#### Given instruction
Your task is to extract every entry that follows word for word while excluding the pictures.

#### Records to use
####################

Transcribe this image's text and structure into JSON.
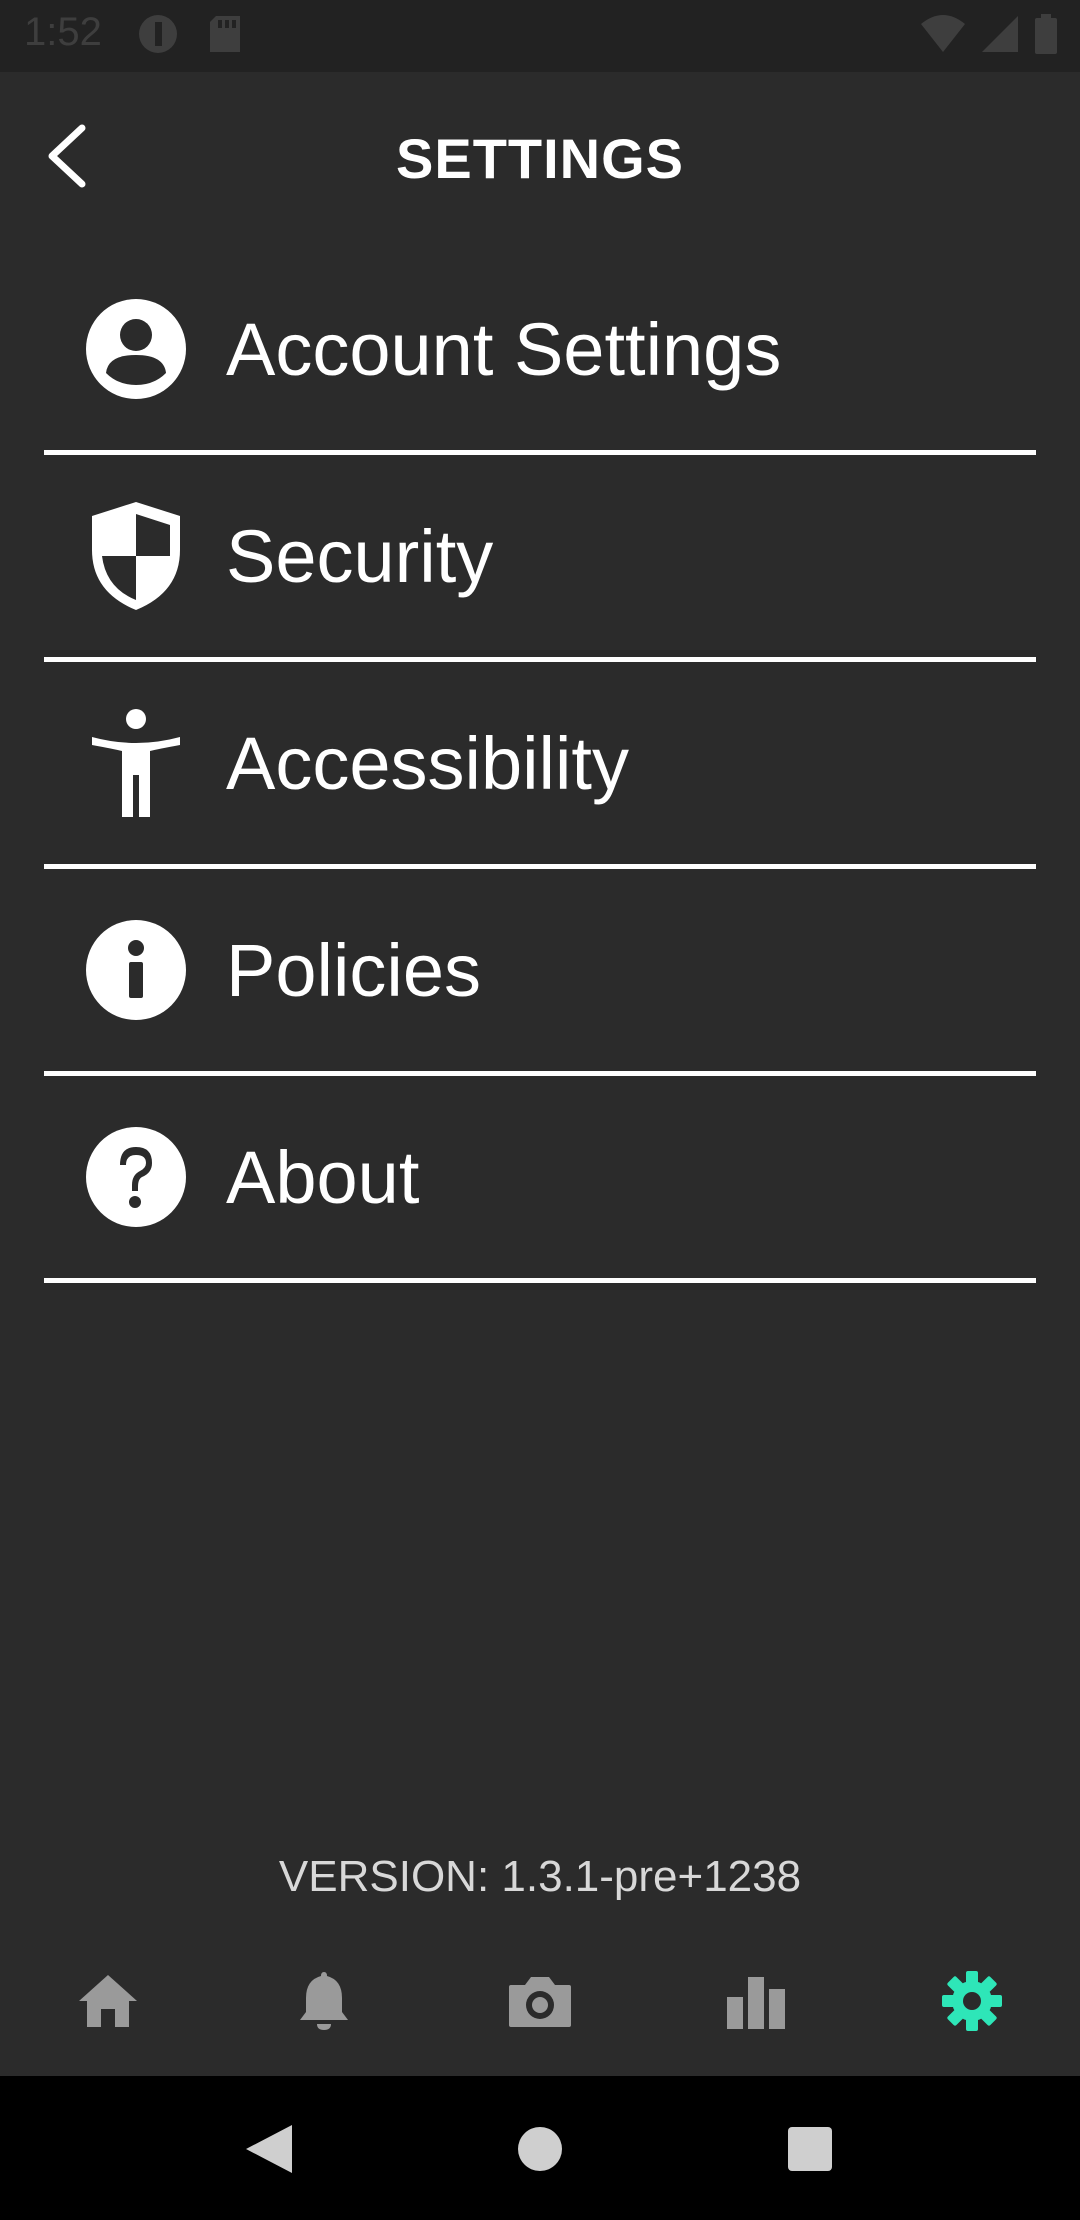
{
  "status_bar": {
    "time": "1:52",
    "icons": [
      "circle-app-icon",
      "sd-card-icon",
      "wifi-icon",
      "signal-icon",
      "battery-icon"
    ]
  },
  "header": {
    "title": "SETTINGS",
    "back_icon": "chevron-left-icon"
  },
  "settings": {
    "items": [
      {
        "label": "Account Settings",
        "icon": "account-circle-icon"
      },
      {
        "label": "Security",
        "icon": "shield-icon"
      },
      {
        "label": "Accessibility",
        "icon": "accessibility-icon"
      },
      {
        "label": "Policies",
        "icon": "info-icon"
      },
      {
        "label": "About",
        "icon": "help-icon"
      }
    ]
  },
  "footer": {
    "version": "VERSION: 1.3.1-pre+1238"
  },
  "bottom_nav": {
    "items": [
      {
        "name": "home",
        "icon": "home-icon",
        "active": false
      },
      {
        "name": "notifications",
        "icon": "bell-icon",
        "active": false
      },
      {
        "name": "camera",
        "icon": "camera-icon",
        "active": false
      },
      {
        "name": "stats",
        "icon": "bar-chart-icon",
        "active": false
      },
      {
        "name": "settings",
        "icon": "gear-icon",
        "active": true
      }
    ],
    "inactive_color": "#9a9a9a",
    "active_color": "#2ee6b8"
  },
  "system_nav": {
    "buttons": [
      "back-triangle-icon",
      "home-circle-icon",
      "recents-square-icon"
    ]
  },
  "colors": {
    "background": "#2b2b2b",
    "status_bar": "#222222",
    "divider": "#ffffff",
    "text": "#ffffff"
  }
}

####################

#### Worked answer
Transcribe this image's text and structure into JSON.
{
  "status_bar": {
    "time": "1:52",
    "icons": [
      "circle-app-icon",
      "sd-card-icon",
      "wifi-icon",
      "signal-icon",
      "battery-icon"
    ]
  },
  "header": {
    "title": "SETTINGS",
    "back_icon": "chevron-left-icon"
  },
  "settings": {
    "items": [
      {
        "label": "Account Settings",
        "icon": "account-circle-icon"
      },
      {
        "label": "Security",
        "icon": "shield-icon"
      },
      {
        "label": "Accessibility",
        "icon": "accessibility-icon"
      },
      {
        "label": "Policies",
        "icon": "info-icon"
      },
      {
        "label": "About",
        "icon": "help-icon"
      }
    ]
  },
  "footer": {
    "version": "VERSION: 1.3.1-pre+1238"
  },
  "bottom_nav": {
    "items": [
      {
        "name": "home",
        "icon": "home-icon",
        "active": false
      },
      {
        "name": "notifications",
        "icon": "bell-icon",
        "active": false
      },
      {
        "name": "camera",
        "icon": "camera-icon",
        "active": false
      },
      {
        "name": "stats",
        "icon": "bar-chart-icon",
        "active": false
      },
      {
        "name": "settings",
        "icon": "gear-icon",
        "active": true
      }
    ],
    "inactive_color": "#9a9a9a",
    "active_color": "#2ee6b8"
  },
  "system_nav": {
    "buttons": [
      "back-triangle-icon",
      "home-circle-icon",
      "recents-square-icon"
    ]
  },
  "colors": {
    "background": "#2b2b2b",
    "status_bar": "#222222",
    "divider": "#ffffff",
    "text": "#ffffff"
  }
}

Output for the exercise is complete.